§ **TO BE DONE**
The records below are to be repeated in full, exactly as they are.

§ **GIVEN RECORDS**

+--

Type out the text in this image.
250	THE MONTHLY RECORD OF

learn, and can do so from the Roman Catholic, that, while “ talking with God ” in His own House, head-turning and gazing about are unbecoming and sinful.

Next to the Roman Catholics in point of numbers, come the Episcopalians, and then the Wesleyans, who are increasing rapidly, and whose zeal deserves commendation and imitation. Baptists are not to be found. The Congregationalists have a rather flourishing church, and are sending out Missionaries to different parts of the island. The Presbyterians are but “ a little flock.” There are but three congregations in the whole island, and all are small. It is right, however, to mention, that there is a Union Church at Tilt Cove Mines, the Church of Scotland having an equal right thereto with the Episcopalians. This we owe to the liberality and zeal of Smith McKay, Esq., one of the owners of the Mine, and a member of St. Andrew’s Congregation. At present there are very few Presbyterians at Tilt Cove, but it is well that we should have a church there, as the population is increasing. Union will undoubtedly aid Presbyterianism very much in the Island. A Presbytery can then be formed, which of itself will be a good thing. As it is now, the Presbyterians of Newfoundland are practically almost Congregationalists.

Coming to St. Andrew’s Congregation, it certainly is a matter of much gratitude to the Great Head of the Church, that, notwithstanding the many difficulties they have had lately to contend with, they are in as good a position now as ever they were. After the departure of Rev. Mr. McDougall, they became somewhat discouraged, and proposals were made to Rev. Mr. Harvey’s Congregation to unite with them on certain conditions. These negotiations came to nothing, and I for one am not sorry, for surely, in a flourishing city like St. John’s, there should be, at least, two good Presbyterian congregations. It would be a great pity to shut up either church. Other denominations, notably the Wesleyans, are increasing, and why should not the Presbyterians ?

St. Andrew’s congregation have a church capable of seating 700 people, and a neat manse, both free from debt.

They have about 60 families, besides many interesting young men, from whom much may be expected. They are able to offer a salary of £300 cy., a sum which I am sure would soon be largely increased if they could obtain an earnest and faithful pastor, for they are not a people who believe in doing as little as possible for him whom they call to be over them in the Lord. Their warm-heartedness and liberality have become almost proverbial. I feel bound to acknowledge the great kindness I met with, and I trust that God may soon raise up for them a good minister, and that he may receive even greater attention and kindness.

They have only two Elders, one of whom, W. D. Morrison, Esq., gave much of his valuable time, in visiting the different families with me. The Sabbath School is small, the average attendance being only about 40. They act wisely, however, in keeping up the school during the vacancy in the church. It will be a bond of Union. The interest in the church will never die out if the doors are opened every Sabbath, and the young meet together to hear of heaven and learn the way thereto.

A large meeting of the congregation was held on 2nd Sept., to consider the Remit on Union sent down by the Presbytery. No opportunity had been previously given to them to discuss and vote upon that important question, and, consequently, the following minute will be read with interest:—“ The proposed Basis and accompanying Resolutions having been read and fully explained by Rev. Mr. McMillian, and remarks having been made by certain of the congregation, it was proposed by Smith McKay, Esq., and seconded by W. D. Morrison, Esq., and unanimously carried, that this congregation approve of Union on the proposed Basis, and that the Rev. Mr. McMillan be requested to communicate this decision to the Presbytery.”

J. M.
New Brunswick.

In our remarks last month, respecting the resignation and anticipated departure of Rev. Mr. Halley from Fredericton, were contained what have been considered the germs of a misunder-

+--

§ **THE REPLY**
Type out the text in this image.
250	THE MONTHLY RECORD OF

learn, and can do so from the Roman Catholic, that, while “ talking with God ” in His own House, head-turning and gazing about are unbecoming and sinful.

Next to the Roman Catholics in point of numbers, come the Episcopalians, and then the Wesleyans, who are increasing rapidly, and whose zeal deserves commendation and imitation. Baptists are not to be found. The Congregationalists have a rather flourishing church, and are sending out Missionaries to different parts of the island. The Presbyterians are but “ a little flock.” There are but three congregations in the whole island, and all are small. It is right, however, to mention, that there is a Union Church at Tilt Cove Mines, the Church of Scotland having an equal right thereto with the Episcopalians. This we owe to the liberality and zeal of Smith McKay, Esq., one of the owners of the Mine, and a member of St. Andrew’s Congregation. At present there are very few Presbyterians at Tilt Cove, but it is well that we should have a church there, as the population is increasing. Union will undoubtedly aid Presbyterianism very much in the Island. A Presbytery can then be formed, which of itself will be a good thing. As it is now, the Presbyterians of Newfoundland are practically almost Congregationalists.

Coming to St. Andrew’s Congregation, it certainly is a matter of much gratitude to the Great Head of the Church, that, notwithstanding the many difficulties they have had lately to contend with, they are in as good a position now as ever they were. After the departure of Rev. Mr. McDougall, they became somewhat discouraged, and proposals were made to Rev. Mr. Harvey’s Congregation to unite with them on certain conditions. These negotiations came to nothing, and I for one am not sorry, for surely, in a flourishing city like St. John’s, there should be, at least, two good Presbyterian congregations. It would be a great pity to shut up either church. Other denominations, notably the Wesleyans, are increasing, and why should not the Presbyterians ?

St. Andrew’s congregation have a church capable of seating 700 people, and a neat manse, both free from debt.

They have about 60 families, besides many interesting young men, from whom much may be expected. They are able to offer a salary of £300 cy., a sum which I am sure would soon be largely increased if they could obtain an earnest and faithful pastor, for they are not a people who believe in doing as little as possible for him whom they call to be over them in the Lord. Their warm-heartedness and liberality have become almost proverbial. I feel bound to acknowledge the great kindness I met with, and I trust that God may soon raise up for them a good minister, and that he may receive even greater attention and kindness.

They have only two Elders, one of whom, W. D. Morrison, Esq., gave much of his valuable time, in visiting the different families with me. The Sabbath School is small, the average attendance being only about 40. They act wisely, however, in keeping up the school during the vacancy in the church. It will be a bond of Union. The interest in the church will never die out if the doors are opened every Sabbath, and the young meet together to hear of heaven and learn the way thereto.

A large meeting of the congregation was held on 2nd Sept., to consider the Remit on Union sent down by the Presbytery. No opportunity had been previously given to them to discuss and vote upon that important question, and, consequently, the following minute will be read with interest:—“ The proposed Basis and accompanying Resolutions having been read and fully explained by Rev. Mr. McMillian, and remarks having been made by certain of the congregation, it was proposed by Smith McKay, Esq., and seconded by W. D. Morrison, Esq., and unanimously carried, that this congregation approve of Union on the proposed Basis, and that the Rev. Mr. McMillan be requested to communicate this decision to the Presbytery.”

J. M.
New Brunswick.

In our remarks last month, respecting the resignation and anticipated departure of Rev. Mr. Halley from Fredericton, were contained what have been considered the germs of a misunder-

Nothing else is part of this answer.